===== PROVIDED DATA
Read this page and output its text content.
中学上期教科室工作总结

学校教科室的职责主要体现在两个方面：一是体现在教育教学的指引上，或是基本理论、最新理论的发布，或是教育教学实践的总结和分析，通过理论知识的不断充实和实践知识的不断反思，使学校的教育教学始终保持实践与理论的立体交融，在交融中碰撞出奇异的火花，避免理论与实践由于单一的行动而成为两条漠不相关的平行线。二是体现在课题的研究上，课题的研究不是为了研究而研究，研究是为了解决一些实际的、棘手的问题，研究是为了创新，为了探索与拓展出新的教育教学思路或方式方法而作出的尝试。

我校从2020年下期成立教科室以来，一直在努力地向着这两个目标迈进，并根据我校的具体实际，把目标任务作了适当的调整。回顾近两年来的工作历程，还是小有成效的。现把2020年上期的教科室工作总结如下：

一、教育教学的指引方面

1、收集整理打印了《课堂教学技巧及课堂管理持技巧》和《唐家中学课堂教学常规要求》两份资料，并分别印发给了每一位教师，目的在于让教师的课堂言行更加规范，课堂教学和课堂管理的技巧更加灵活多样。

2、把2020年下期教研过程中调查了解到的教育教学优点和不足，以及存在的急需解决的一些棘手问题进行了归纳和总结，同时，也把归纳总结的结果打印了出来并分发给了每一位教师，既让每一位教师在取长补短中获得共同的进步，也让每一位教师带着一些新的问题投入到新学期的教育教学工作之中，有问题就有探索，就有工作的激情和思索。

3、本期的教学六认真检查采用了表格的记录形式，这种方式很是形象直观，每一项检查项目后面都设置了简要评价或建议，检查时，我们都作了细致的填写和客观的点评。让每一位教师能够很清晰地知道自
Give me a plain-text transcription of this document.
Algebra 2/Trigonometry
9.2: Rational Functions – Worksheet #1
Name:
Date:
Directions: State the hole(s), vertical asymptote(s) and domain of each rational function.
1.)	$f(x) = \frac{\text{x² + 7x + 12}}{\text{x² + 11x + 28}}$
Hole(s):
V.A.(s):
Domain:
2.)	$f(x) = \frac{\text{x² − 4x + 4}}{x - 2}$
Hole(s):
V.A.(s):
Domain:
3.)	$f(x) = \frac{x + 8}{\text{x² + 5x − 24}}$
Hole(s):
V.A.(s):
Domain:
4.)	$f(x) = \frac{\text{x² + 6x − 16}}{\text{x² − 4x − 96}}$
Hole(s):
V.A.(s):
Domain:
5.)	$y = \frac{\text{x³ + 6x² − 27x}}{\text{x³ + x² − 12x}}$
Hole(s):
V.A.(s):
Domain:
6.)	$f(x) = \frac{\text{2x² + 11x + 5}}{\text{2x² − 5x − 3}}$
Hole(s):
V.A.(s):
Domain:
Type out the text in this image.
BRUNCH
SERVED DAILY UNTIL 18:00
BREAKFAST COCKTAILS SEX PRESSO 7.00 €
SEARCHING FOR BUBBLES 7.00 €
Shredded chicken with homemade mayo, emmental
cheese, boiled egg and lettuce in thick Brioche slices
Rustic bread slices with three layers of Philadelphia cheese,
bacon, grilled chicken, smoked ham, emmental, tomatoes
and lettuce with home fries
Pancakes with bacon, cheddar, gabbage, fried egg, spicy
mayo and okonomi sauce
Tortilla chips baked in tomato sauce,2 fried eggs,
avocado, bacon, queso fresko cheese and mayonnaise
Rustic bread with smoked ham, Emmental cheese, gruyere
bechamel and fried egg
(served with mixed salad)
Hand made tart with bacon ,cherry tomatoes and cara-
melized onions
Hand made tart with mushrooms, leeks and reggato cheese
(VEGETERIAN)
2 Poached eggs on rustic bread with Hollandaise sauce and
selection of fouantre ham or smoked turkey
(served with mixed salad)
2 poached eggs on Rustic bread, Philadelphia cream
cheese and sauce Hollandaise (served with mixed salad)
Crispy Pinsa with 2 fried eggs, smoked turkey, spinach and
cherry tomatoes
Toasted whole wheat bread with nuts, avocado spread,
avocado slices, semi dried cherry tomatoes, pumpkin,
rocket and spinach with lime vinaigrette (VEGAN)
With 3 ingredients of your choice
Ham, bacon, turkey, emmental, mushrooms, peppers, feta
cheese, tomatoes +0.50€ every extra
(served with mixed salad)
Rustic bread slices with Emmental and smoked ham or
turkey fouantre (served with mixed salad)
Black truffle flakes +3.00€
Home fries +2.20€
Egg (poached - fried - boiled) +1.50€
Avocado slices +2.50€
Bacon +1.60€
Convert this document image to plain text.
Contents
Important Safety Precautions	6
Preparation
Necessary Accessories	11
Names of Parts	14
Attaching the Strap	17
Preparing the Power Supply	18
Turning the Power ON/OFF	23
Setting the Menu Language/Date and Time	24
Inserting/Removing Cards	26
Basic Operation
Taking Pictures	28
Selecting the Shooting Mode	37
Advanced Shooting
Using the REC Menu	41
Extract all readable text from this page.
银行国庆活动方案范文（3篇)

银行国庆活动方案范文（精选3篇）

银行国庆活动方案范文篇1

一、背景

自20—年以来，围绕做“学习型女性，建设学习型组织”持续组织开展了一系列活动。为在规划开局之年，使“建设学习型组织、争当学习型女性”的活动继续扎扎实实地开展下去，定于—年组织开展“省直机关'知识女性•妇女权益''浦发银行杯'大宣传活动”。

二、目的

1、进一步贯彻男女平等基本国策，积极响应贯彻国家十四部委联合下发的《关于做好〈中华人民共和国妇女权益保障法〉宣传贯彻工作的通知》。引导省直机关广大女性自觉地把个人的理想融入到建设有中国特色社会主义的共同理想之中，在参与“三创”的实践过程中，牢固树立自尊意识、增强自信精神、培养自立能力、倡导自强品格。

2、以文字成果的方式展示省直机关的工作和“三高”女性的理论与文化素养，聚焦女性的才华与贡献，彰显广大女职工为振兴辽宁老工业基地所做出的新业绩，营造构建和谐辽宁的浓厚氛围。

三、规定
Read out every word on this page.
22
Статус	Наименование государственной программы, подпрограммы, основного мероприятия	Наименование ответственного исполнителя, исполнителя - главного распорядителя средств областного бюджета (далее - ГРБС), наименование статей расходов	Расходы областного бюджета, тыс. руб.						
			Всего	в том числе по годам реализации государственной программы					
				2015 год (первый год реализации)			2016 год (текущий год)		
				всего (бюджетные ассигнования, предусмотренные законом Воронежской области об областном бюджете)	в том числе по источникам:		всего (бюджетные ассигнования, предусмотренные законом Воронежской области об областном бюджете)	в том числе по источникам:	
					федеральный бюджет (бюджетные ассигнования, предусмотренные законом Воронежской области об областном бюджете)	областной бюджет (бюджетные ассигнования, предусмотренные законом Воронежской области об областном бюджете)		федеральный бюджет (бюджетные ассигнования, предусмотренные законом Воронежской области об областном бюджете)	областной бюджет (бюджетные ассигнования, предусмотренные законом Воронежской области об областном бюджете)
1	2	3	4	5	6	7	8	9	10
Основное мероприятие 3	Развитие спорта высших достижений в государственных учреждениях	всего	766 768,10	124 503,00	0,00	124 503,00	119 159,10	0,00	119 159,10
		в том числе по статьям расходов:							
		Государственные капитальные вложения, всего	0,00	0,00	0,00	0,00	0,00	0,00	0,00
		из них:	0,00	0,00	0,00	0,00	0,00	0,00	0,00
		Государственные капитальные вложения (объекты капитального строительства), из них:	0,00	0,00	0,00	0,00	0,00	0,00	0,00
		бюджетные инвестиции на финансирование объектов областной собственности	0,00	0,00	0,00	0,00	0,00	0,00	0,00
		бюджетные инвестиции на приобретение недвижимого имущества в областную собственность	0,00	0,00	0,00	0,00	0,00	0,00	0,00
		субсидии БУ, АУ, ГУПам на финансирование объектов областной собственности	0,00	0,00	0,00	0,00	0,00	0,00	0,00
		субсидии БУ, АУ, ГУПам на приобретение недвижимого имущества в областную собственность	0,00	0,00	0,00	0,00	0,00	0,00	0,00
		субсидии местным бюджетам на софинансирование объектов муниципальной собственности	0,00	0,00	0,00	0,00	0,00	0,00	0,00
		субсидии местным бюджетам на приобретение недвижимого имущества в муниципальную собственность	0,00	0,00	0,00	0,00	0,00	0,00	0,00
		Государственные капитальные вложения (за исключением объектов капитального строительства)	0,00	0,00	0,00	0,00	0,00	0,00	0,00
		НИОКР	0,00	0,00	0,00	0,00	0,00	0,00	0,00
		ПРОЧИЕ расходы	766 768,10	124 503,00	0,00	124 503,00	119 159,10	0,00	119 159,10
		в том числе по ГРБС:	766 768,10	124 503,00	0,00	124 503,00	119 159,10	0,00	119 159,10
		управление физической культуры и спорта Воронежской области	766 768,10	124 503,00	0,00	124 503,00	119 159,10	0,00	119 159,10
==========
▶ JOB
Collect the lines of the data that carry the word "ГРБС".

▶ COMPLETE ANSWER
Статус	Наименование государственной программы, подпрограммы, основного мероприятия	Наименование ответственного исполнителя, исполнителя - главного распорядителя средств областного бюджета (далее - ГРБС), наименование статей расходов	Расходы областного бюджета, тыс. руб.						
		в том числе по ГРБС:	766 768,10	124 503,00	0,00	124 503,00	119 159,10	0,00	119 159,10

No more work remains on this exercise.